#### Set exercise
Give the data below again exactly as it stands. Omit the pictures.

** start Supplied material **

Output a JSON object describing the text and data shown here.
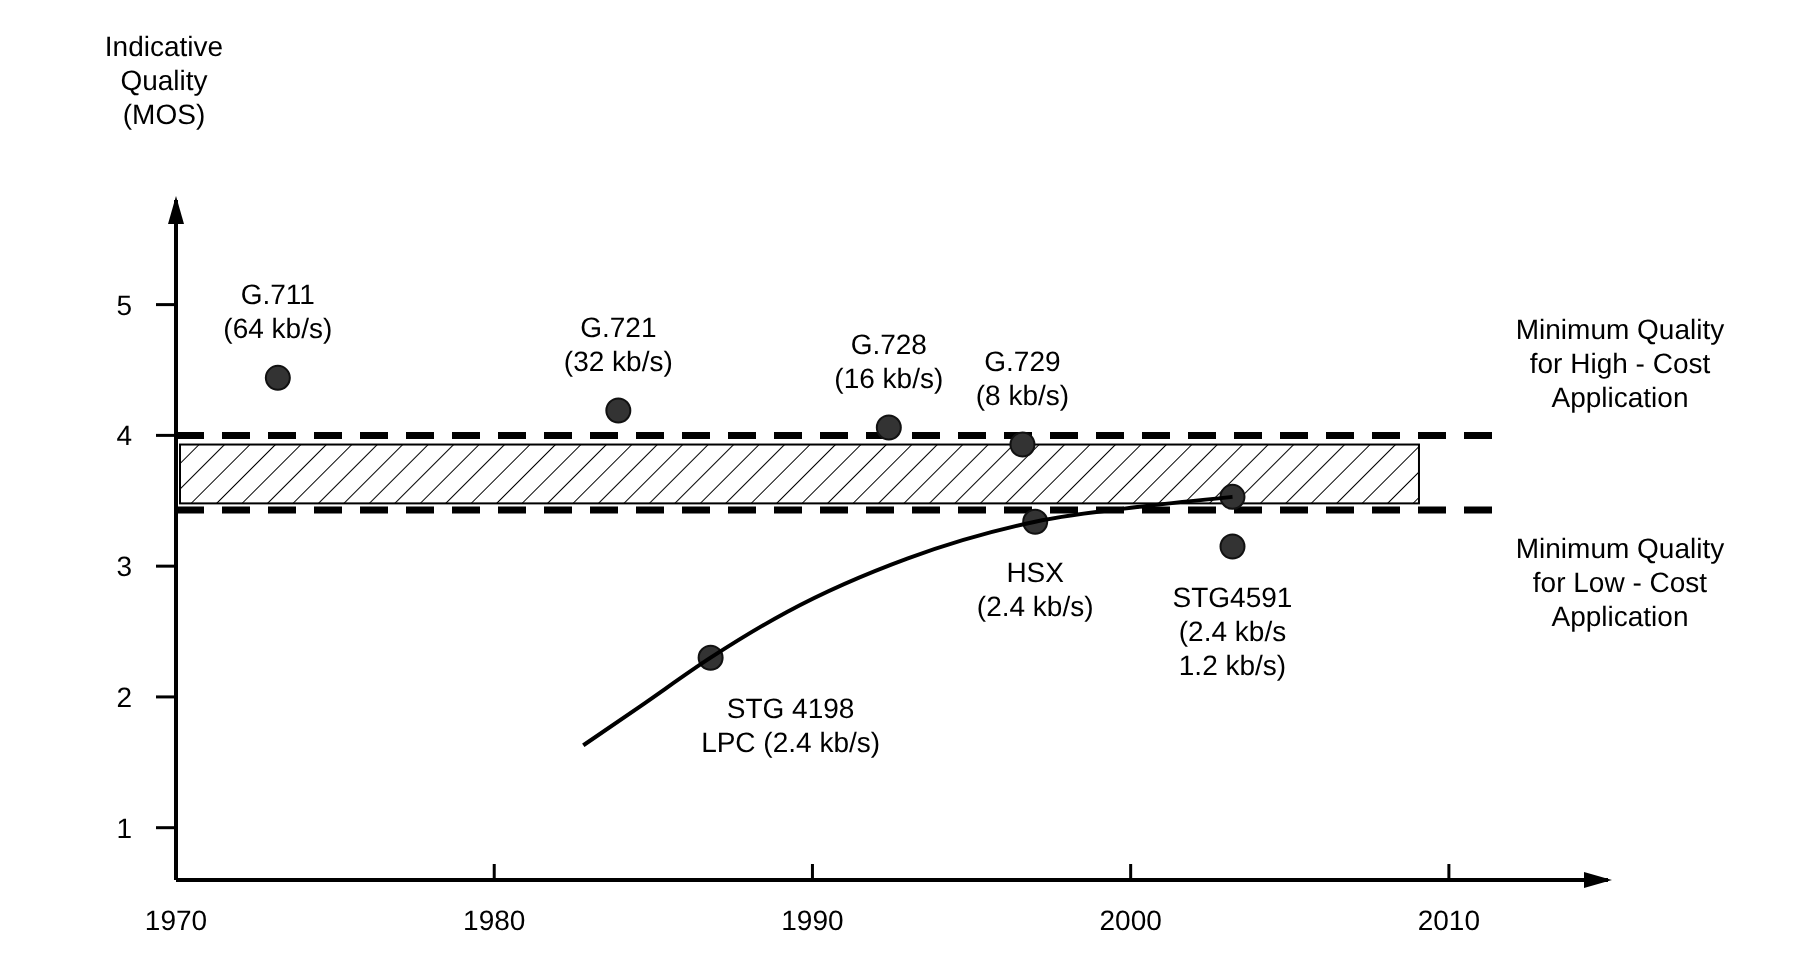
{
  "chart_data": {
    "type": "scatter",
    "ylabel": "Indicative Quality (MOS)",
    "xlim": [
      1970,
      2015
    ],
    "xticks": [
      1970,
      1980,
      1990,
      2000,
      2010
    ],
    "ylim": [
      0.6,
      5.8
    ],
    "yticks": [
      1,
      2,
      3,
      4,
      5
    ],
    "grid": false,
    "series": [
      {
        "marker": "circle",
        "color": "#333333",
        "x": [
          1973.2,
          1983.9,
          1992.4,
          1996.6,
          1997.0,
          2003.2,
          2003.2,
          1986.8
        ],
        "values": [
          4.44,
          4.19,
          4.06,
          3.93,
          3.34,
          3.53,
          3.15,
          2.3
        ]
      },
      {
        "type": "line",
        "color": "#000000",
        "x": [
          1982.8,
          1984.6,
          1986.8,
          1989.2,
          1993.0,
          1997.0,
          2000.5,
          2003.2
        ],
        "values": [
          1.63,
          1.93,
          2.3,
          2.65,
          3.06,
          3.34,
          3.46,
          3.53
        ]
      }
    ],
    "ref_lines": [
      {
        "axis": "y",
        "value": 4.0,
        "label": "Minimum Quality for High - Cost Application",
        "line_style": "dashed",
        "color": "#000000"
      },
      {
        "axis": "y",
        "value": 3.43,
        "label": "Minimum Quality for Low - Cost Application",
        "line_style": "dashed",
        "color": "#000000"
      }
    ],
    "bands": [
      {
        "axis": "y",
        "from": 3.48,
        "to": 3.93,
        "color": "#000000"
      }
    ],
    "annotations": [
      {
        "text": "G.711\n(64 kb/s)",
        "x": 1973.2,
        "y": 4.44
      },
      {
        "text": "G.721\n(32 kb/s)",
        "x": 1983.9,
        "y": 4.19
      },
      {
        "text": "G.728\n(16 kb/s)",
        "x": 1992.4,
        "y": 4.06
      },
      {
        "text": "G.729\n(8 kb/s)",
        "x": 1996.6,
        "y": 3.93
      },
      {
        "text": "HSX\n(2.4 kb/s)",
        "x": 1997.0,
        "y": 3.34
      },
      {
        "text": "STG4591\n(2.4 kb/s\n1.2 kb/s)",
        "x": 2003.2,
        "y": 3.15
      },
      {
        "text": "STG 4198\nLPC (2.4 kb/s)",
        "x": 1986.8,
        "y": 2.3
      }
    ]
  }
}
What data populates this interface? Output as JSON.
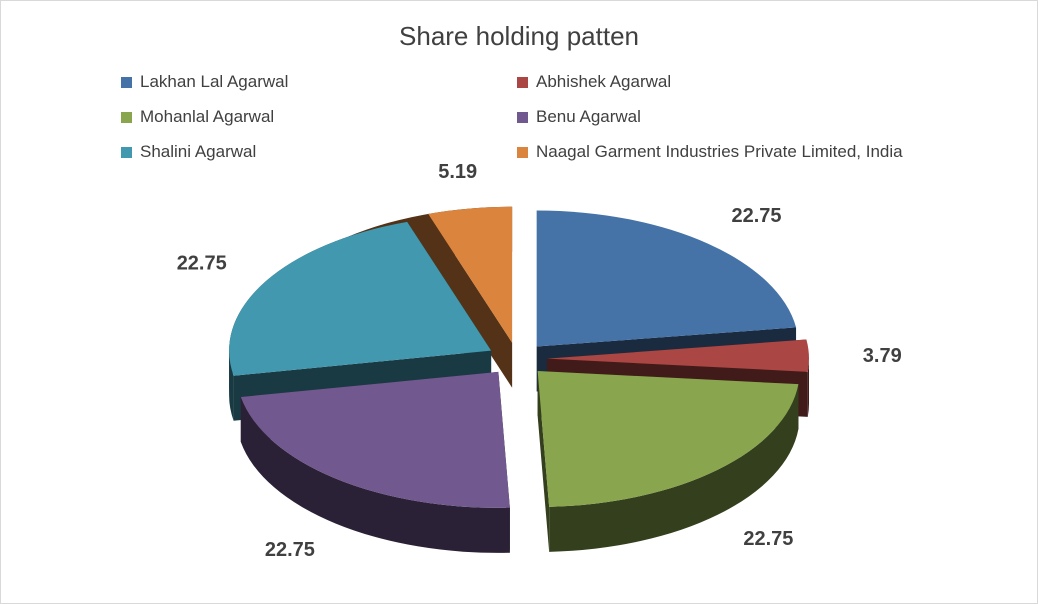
{
  "chart_data": {
    "type": "pie",
    "title": "Share holding patten",
    "legend_position": "top",
    "slices": [
      {
        "label": "Lakhan Lal Agarwal",
        "value": 22.75,
        "value_label": "22.75",
        "color": "#4572A7"
      },
      {
        "label": "Abhishek Agarwal",
        "value": 3.79,
        "value_label": "3.79",
        "color": "#AA4643"
      },
      {
        "label": "Mohanlal Agarwal",
        "value": 22.75,
        "value_label": "22.75",
        "color": "#89A54E"
      },
      {
        "label": "Benu Agarwal",
        "value": 22.75,
        "value_label": "22.75",
        "color": "#71588F"
      },
      {
        "label": "Shalini Agarwal",
        "value": 22.75,
        "value_label": "22.75",
        "color": "#4198AF"
      },
      {
        "label": "Naagal Garment Industries Private Limited, India",
        "value": 5.19,
        "value_label": "5.19",
        "color": "#DB843D"
      }
    ]
  }
}
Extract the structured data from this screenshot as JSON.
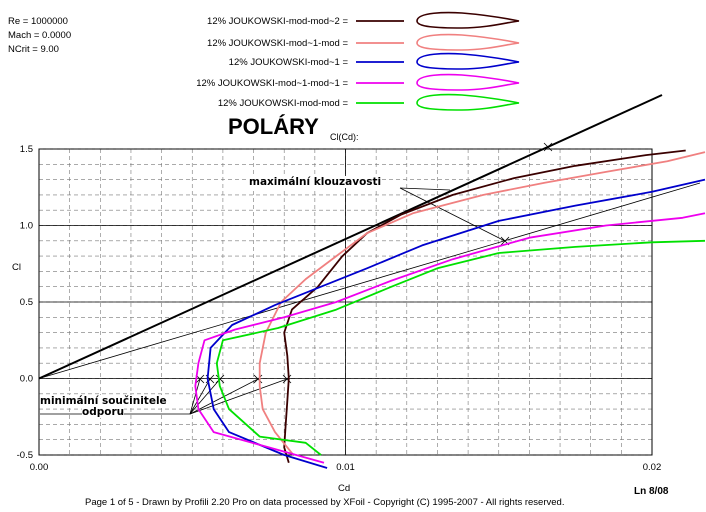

** end Supplied material **

#### Reply
Output a JSON object describing the text and data shown here.
{
  "chart_data": {
    "type": "scatter",
    "ylabel": "Indicative Quality (MOS)",
    "xlim": [
      1970,
      2015
    ],
    "xticks": [
      1970,
      1980,
      1990,
      2000,
      2010
    ],
    "ylim": [
      0.6,
      5.8
    ],
    "yticks": [
      1,
      2,
      3,
      4,
      5
    ],
    "grid": false,
    "series": [
      {
        "marker": "circle",
        "color": "#333333",
        "x": [
          1973.2,
          1983.9,
          1992.4,
          1996.6,
          1997.0,
          2003.2,
          2003.2,
          1986.8
        ],
        "values": [
          4.44,
          4.19,
          4.06,
          3.93,
          3.34,
          3.53,
          3.15,
          2.3
        ]
      },
      {
        "type": "line",
        "color": "#000000",
        "x": [
          1982.8,
          1984.6,
          1986.8,
          1989.2,
          1993.0,
          1997.0,
          2000.5,
          2003.2
        ],
        "values": [
          1.63,
          1.93,
          2.3,
          2.65,
          3.06,
          3.34,
          3.46,
          3.53
        ]
      }
    ],
    "ref_lines": [
      {
        "axis": "y",
        "value": 4.0,
        "label": "Minimum Quality for High - Cost Application",
        "line_style": "dashed",
        "color": "#000000"
      },
      {
        "axis": "y",
        "value": 3.43,
        "label": "Minimum Quality for Low - Cost Application",
        "line_style": "dashed",
        "color": "#000000"
      }
    ],
    "bands": [
      {
        "axis": "y",
        "from": 3.48,
        "to": 3.93,
        "color": "#000000"
      }
    ],
    "annotations": [
      {
        "text": "G.711\n(64 kb/s)",
        "x": 1973.2,
        "y": 4.44
      },
      {
        "text": "G.721\n(32 kb/s)",
        "x": 1983.9,
        "y": 4.19
      },
      {
        "text": "G.728\n(16 kb/s)",
        "x": 1992.4,
        "y": 4.06
      },
      {
        "text": "G.729\n(8 kb/s)",
        "x": 1996.6,
        "y": 3.93
      },
      {
        "text": "HSX\n(2.4 kb/s)",
        "x": 1997.0,
        "y": 3.34
      },
      {
        "text": "STG4591\n(2.4 kb/s\n1.2 kb/s)",
        "x": 2003.2,
        "y": 3.15
      },
      {
        "text": "STG 4198\nLPC (2.4 kb/s)",
        "x": 1986.8,
        "y": 2.3
      }
    ]
  }
}
What data populates this interface? Output as JSON.
{
  "chart_data": {
    "type": "pie",
    "title": "Share holding patten",
    "legend_position": "top",
    "slices": [
      {
        "label": "Lakhan Lal Agarwal",
        "value": 22.75,
        "value_label": "22.75",
        "color": "#4572A7"
      },
      {
        "label": "Abhishek Agarwal",
        "value": 3.79,
        "value_label": "3.79",
        "color": "#AA4643"
      },
      {
        "label": "Mohanlal Agarwal",
        "value": 22.75,
        "value_label": "22.75",
        "color": "#89A54E"
      },
      {
        "label": "Benu Agarwal",
        "value": 22.75,
        "value_label": "22.75",
        "color": "#71588F"
      },
      {
        "label": "Shalini Agarwal",
        "value": 22.75,
        "value_label": "22.75",
        "color": "#4198AF"
      },
      {
        "label": "Naagal Garment Industries Private Limited, India",
        "value": 5.19,
        "value_label": "5.19",
        "color": "#DB843D"
      }
    ]
  }
}
Extract the structured data from this screenshot as JSON.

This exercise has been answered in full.